_Short exercise_: Write out all the data again, exactly as it stands.

_Provided records_:
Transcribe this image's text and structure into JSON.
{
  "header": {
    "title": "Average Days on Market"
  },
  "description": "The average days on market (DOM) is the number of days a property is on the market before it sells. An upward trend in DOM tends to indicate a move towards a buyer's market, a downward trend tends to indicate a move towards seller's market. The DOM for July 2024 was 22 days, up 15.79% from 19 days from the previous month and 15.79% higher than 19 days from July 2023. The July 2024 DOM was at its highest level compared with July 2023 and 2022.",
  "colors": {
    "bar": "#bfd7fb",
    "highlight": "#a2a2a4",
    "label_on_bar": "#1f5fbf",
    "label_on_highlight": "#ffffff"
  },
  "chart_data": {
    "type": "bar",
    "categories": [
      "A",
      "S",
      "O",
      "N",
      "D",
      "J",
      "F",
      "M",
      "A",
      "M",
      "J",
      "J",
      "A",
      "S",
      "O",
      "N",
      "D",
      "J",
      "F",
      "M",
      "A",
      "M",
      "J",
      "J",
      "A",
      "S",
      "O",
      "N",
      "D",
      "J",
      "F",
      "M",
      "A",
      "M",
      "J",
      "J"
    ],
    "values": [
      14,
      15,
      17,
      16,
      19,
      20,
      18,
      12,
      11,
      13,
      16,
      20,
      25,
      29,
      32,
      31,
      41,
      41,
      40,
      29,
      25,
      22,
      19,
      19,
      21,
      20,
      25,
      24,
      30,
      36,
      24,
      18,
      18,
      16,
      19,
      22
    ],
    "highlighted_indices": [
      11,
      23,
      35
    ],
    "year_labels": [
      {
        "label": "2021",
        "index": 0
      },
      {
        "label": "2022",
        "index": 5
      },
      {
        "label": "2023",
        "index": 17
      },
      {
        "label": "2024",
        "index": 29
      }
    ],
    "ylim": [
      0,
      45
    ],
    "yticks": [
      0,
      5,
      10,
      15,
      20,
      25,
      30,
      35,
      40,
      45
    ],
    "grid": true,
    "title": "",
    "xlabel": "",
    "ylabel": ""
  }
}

_The completed task_:
Transcribe this image's text and structure into JSON.
{
  "header": {
    "title": "Average Days on Market"
  },
  "description": "The average days on market (DOM) is the number of days a property is on the market before it sells. An upward trend in DOM tends to indicate a move towards a buyer's market, a downward trend tends to indicate a move towards seller's market. The DOM for July 2024 was 22 days, up 15.79% from 19 days from the previous month and 15.79% higher than 19 days from July 2023. The July 2024 DOM was at its highest level compared with July 2023 and 2022.",
  "colors": {
    "bar": "#bfd7fb",
    "highlight": "#a2a2a4",
    "label_on_bar": "#1f5fbf",
    "label_on_highlight": "#ffffff"
  },
  "chart_data": {
    "type": "bar",
    "categories": [
      "A",
      "S",
      "O",
      "N",
      "D",
      "J",
      "F",
      "M",
      "A",
      "M",
      "J",
      "J",
      "A",
      "S",
      "O",
      "N",
      "D",
      "J",
      "F",
      "M",
      "A",
      "M",
      "J",
      "J",
      "A",
      "S",
      "O",
      "N",
      "D",
      "J",
      "F",
      "M",
      "A",
      "M",
      "J",
      "J"
    ],
    "values": [
      14,
      15,
      17,
      16,
      19,
      20,
      18,
      12,
      11,
      13,
      16,
      20,
      25,
      29,
      32,
      31,
      41,
      41,
      40,
      29,
      25,
      22,
      19,
      19,
      21,
      20,
      25,
      24,
      30,
      36,
      24,
      18,
      18,
      16,
      19,
      22
    ],
    "highlighted_indices": [
      11,
      23,
      35
    ],
    "year_labels": [
      {
        "label": "2021",
        "index": 0
      },
      {
        "label": "2022",
        "index": 5
      },
      {
        "label": "2023",
        "index": 17
      },
      {
        "label": "2024",
        "index": 29
      }
    ],
    "ylim": [
      0,
      45
    ],
    "yticks": [
      0,
      5,
      10,
      15,
      20,
      25,
      30,
      35,
      40,
      45
    ],
    "grid": true,
    "title": "",
    "xlabel": "",
    "ylabel": ""
  }
}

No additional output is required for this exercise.